== Dataset entries ==
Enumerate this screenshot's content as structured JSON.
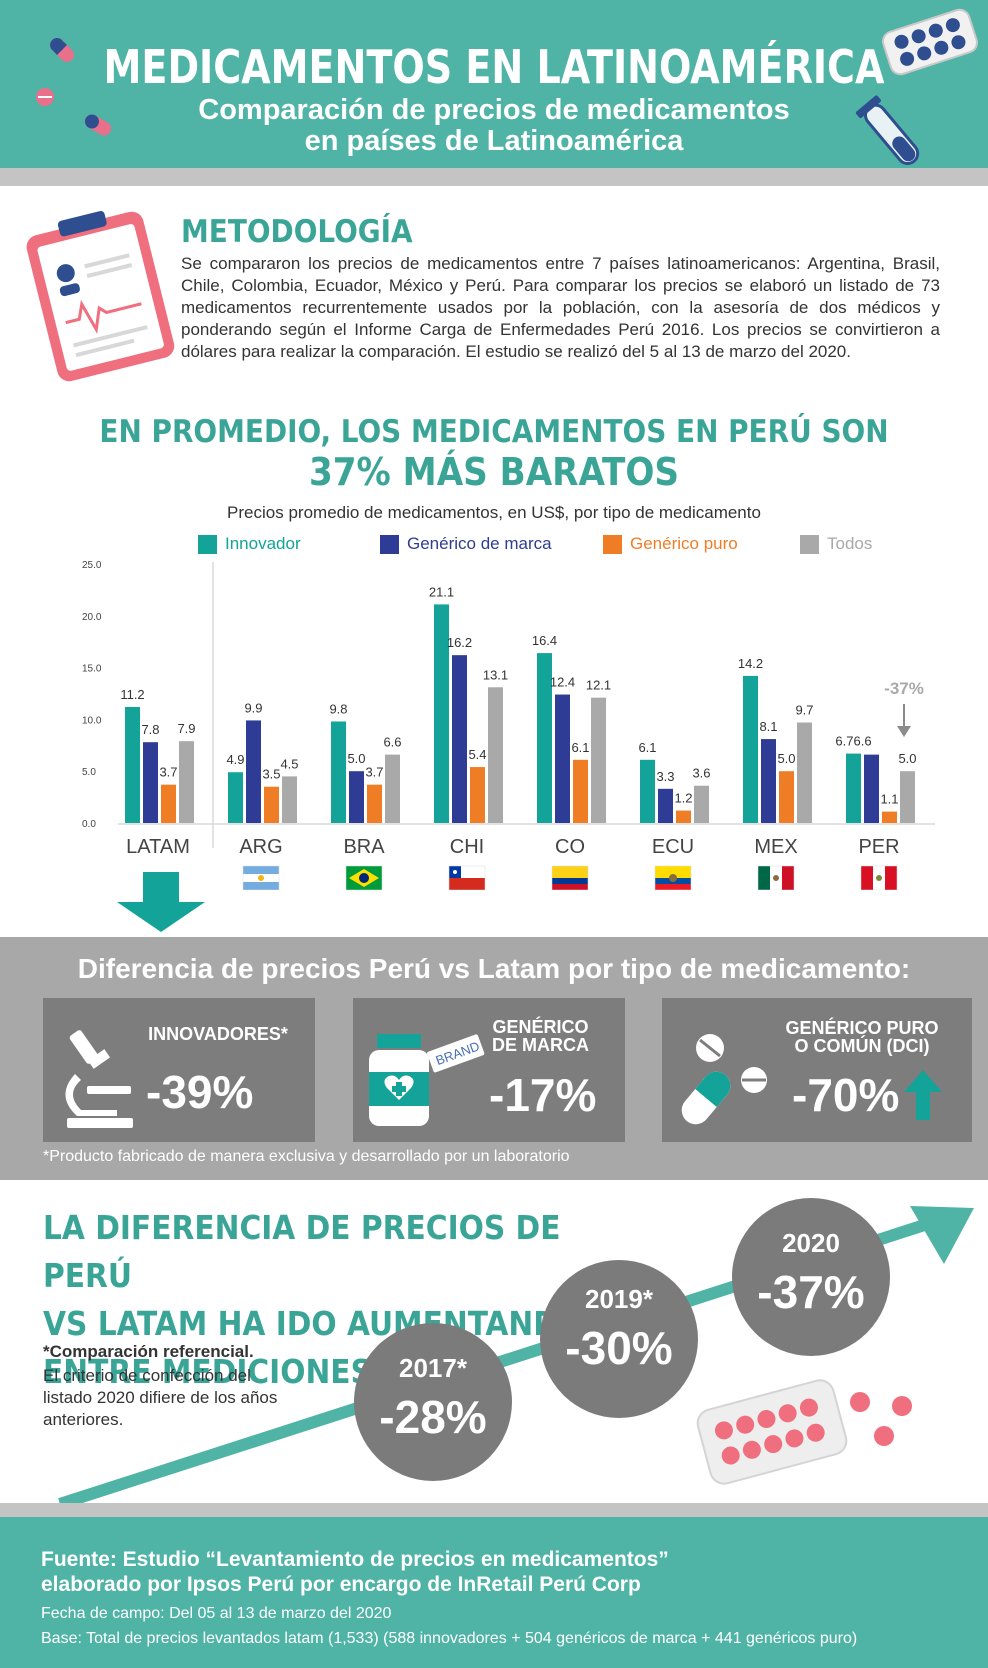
{
  "header": {
    "title": "MEDICAMENTOS EN LATINOAMÉRICA",
    "subtitle_line1": "Comparación de precios de medicamentos",
    "subtitle_line2": "en países de Latinoamérica"
  },
  "methodology": {
    "title": "METODOLOGÍA",
    "body": "Se compararon los precios de medicamentos entre 7 países latinoamericanos: Argentina, Brasil, Chile, Colombia, Ecuador, México y Perú. Para comparar los precios se elaboró un listado de 73 medicamentos recurrentemente usados por la población, con la asesoría de dos médicos y ponderando según el Informe Carga de Enfermedades Perú 2016. Los precios se convirtieron a dólares para realizar la comparación. El estudio se realizó del 5 al 13 de marzo del 2020."
  },
  "headline": {
    "line1": "EN PROMEDIO, LOS MEDICAMENTOS EN PERÚ SON",
    "line2": "37% MÁS BARATOS"
  },
  "chart_data": {
    "type": "bar",
    "title": "Precios promedio de medicamentos, en US$, por tipo de medicamento",
    "categories": [
      "LATAM",
      "ARG",
      "BRA",
      "CHI",
      "CO",
      "ECU",
      "MEX",
      "PER"
    ],
    "series": [
      {
        "name": "Innovador",
        "color": "#13a398",
        "values": [
          11.2,
          4.9,
          9.8,
          21.1,
          16.4,
          6.1,
          14.2,
          6.7
        ]
      },
      {
        "name": "Genérico de marca",
        "color": "#2e3c95",
        "values": [
          7.8,
          9.9,
          5.0,
          16.2,
          12.4,
          3.3,
          8.1,
          6.6
        ]
      },
      {
        "name": "Genérico puro",
        "color": "#ef7d26",
        "values": [
          3.7,
          3.5,
          3.7,
          5.4,
          6.1,
          1.2,
          5.0,
          1.1
        ]
      },
      {
        "name": "Todos",
        "color": "#a9a9a9",
        "values": [
          7.9,
          4.5,
          6.6,
          13.1,
          12.1,
          3.6,
          9.7,
          5.0
        ]
      }
    ],
    "value_labels": [
      [
        "11.2",
        "4.9",
        "9.8",
        "21.1",
        "16.4",
        "6.1",
        "14.2",
        "6.76.6"
      ],
      [
        "7.8",
        "9.9",
        "5.0",
        "16.2",
        "12.4",
        "3.3",
        "8.1",
        ""
      ],
      [
        "3.7",
        "3.5",
        "3.7",
        "5.4",
        "6.1",
        "1.2",
        "5.0",
        "1.1"
      ],
      [
        "7.9",
        "4.5",
        "6.6",
        "13.1",
        "12.1",
        "3.6",
        "9.7",
        "5.0"
      ]
    ],
    "yticks": [
      "0.0",
      "5.0",
      "10.0",
      "15.0",
      "20.0",
      "25.0"
    ],
    "ylim": [
      0,
      25
    ],
    "annotation": "-37%",
    "legend_placement": "top"
  },
  "flags": [
    "argentina",
    "brazil",
    "chile",
    "colombia",
    "ecuador",
    "mexico",
    "peru"
  ],
  "diff": {
    "title": "Diferencia de precios Perú vs Latam por tipo de medicamento:",
    "cards": [
      {
        "label1": "INNOVADORES*",
        "label2": "",
        "value": "-39%",
        "icon": "microscope-icon"
      },
      {
        "label1": "GENÉRICO",
        "label2": "DE MARCA",
        "value": "-17%",
        "icon": "medicine-bottle-icon",
        "tag": "BRAND"
      },
      {
        "label1": "GENÉRICO PURO",
        "label2": "O COMÚN (DCI)",
        "value": "-70%",
        "icon": "pills-icon"
      }
    ],
    "note": "*Producto fabricado de manera exclusiva y desarrollado por un laboratorio"
  },
  "trend": {
    "title_line1": "LA DIFERENCIA DE PRECIOS DE PERÚ",
    "title_line2": "VS LATAM HA IDO AUMENTANDO",
    "title_line3": "ENTRE MEDICIONES",
    "note_bold": "*Comparación referencial.",
    "note": "El criterio de confección del listado 2020 difiere de los años anteriores.",
    "points": [
      {
        "year": "2017*",
        "value": "-28%"
      },
      {
        "year": "2019*",
        "value": "-30%"
      },
      {
        "year": "2020",
        "value": "-37%"
      }
    ]
  },
  "footer": {
    "source_line1": "Fuente: Estudio “Levantamiento de precios en medicamentos”",
    "source_line2": "elaborado por Ipsos Perú por encargo de InRetail Perú Corp",
    "fecha": "Fecha de campo: Del 05 al 13 de marzo del 2020",
    "base": "Base: Total de precios levantados latam (1,533) (588 innovadores + 504 genéricos de marca + 441 genéricos puro)"
  },
  "colors": {
    "teal": "#4fb3a6",
    "teal_dark": "#3aa597",
    "grey_band": "#a8a8a8",
    "card_grey": "#7d7d7d",
    "pink": "#ef6f7e",
    "navy": "#2e3c95"
  }
}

== Exercise brief ==
Exclude the pictures and transcribe all of the entries exactly.

== Solution ==
Enumerate this screenshot's content as structured JSON.
{
  "header": {
    "title": "MEDICAMENTOS EN LATINOAMÉRICA",
    "subtitle_line1": "Comparación de precios de medicamentos",
    "subtitle_line2": "en países de Latinoamérica"
  },
  "methodology": {
    "title": "METODOLOGÍA",
    "body": "Se compararon los precios de medicamentos entre 7 países latinoamericanos: Argentina, Brasil, Chile, Colombia, Ecuador, México y Perú. Para comparar los precios se elaboró un listado de 73 medicamentos recurrentemente usados por la población, con la asesoría de dos médicos y ponderando según el Informe Carga de Enfermedades Perú 2016. Los precios se convirtieron a dólares para realizar la comparación. El estudio se realizó del 5 al 13 de marzo del 2020."
  },
  "headline": {
    "line1": "EN PROMEDIO, LOS MEDICAMENTOS EN PERÚ SON",
    "line2": "37% MÁS BARATOS"
  },
  "chart_data": {
    "type": "bar",
    "title": "Precios promedio de medicamentos, en US$, por tipo de medicamento",
    "categories": [
      "LATAM",
      "ARG",
      "BRA",
      "CHI",
      "CO",
      "ECU",
      "MEX",
      "PER"
    ],
    "series": [
      {
        "name": "Innovador",
        "color": "#13a398",
        "values": [
          11.2,
          4.9,
          9.8,
          21.1,
          16.4,
          6.1,
          14.2,
          6.7
        ]
      },
      {
        "name": "Genérico de marca",
        "color": "#2e3c95",
        "values": [
          7.8,
          9.9,
          5.0,
          16.2,
          12.4,
          3.3,
          8.1,
          6.6
        ]
      },
      {
        "name": "Genérico puro",
        "color": "#ef7d26",
        "values": [
          3.7,
          3.5,
          3.7,
          5.4,
          6.1,
          1.2,
          5.0,
          1.1
        ]
      },
      {
        "name": "Todos",
        "color": "#a9a9a9",
        "values": [
          7.9,
          4.5,
          6.6,
          13.1,
          12.1,
          3.6,
          9.7,
          5.0
        ]
      }
    ],
    "value_labels": [
      [
        "11.2",
        "4.9",
        "9.8",
        "21.1",
        "16.4",
        "6.1",
        "14.2",
        "6.76.6"
      ],
      [
        "7.8",
        "9.9",
        "5.0",
        "16.2",
        "12.4",
        "3.3",
        "8.1",
        ""
      ],
      [
        "3.7",
        "3.5",
        "3.7",
        "5.4",
        "6.1",
        "1.2",
        "5.0",
        "1.1"
      ],
      [
        "7.9",
        "4.5",
        "6.6",
        "13.1",
        "12.1",
        "3.6",
        "9.7",
        "5.0"
      ]
    ],
    "yticks": [
      "0.0",
      "5.0",
      "10.0",
      "15.0",
      "20.0",
      "25.0"
    ],
    "ylim": [
      0,
      25
    ],
    "annotation": "-37%",
    "legend_placement": "top"
  },
  "flags": [
    "argentina",
    "brazil",
    "chile",
    "colombia",
    "ecuador",
    "mexico",
    "peru"
  ],
  "diff": {
    "title": "Diferencia de precios Perú vs Latam por tipo de medicamento:",
    "cards": [
      {
        "label1": "INNOVADORES*",
        "label2": "",
        "value": "-39%",
        "icon": "microscope-icon"
      },
      {
        "label1": "GENÉRICO",
        "label2": "DE MARCA",
        "value": "-17%",
        "icon": "medicine-bottle-icon",
        "tag": "BRAND"
      },
      {
        "label1": "GENÉRICO PURO",
        "label2": "O COMÚN (DCI)",
        "value": "-70%",
        "icon": "pills-icon"
      }
    ],
    "note": "*Producto fabricado de manera exclusiva y desarrollado por un laboratorio"
  },
  "trend": {
    "title_line1": "LA DIFERENCIA DE PRECIOS DE PERÚ",
    "title_line2": "VS LATAM HA IDO AUMENTANDO",
    "title_line3": "ENTRE MEDICIONES",
    "note_bold": "*Comparación referencial.",
    "note": "El criterio de confección del listado 2020 difiere de los años anteriores.",
    "points": [
      {
        "year": "2017*",
        "value": "-28%"
      },
      {
        "year": "2019*",
        "value": "-30%"
      },
      {
        "year": "2020",
        "value": "-37%"
      }
    ]
  },
  "footer": {
    "source_line1": "Fuente: Estudio “Levantamiento de precios en medicamentos”",
    "source_line2": "elaborado por Ipsos Perú por encargo de InRetail Perú Corp",
    "fecha": "Fecha de campo: Del 05 al 13 de marzo del 2020",
    "base": "Base: Total de precios levantados latam (1,533) (588 innovadores + 504 genéricos de marca + 441 genéricos puro)"
  },
  "colors": {
    "teal": "#4fb3a6",
    "teal_dark": "#3aa597",
    "grey_band": "#a8a8a8",
    "card_grey": "#7d7d7d",
    "pink": "#ef6f7e",
    "navy": "#2e3c95"
  }
}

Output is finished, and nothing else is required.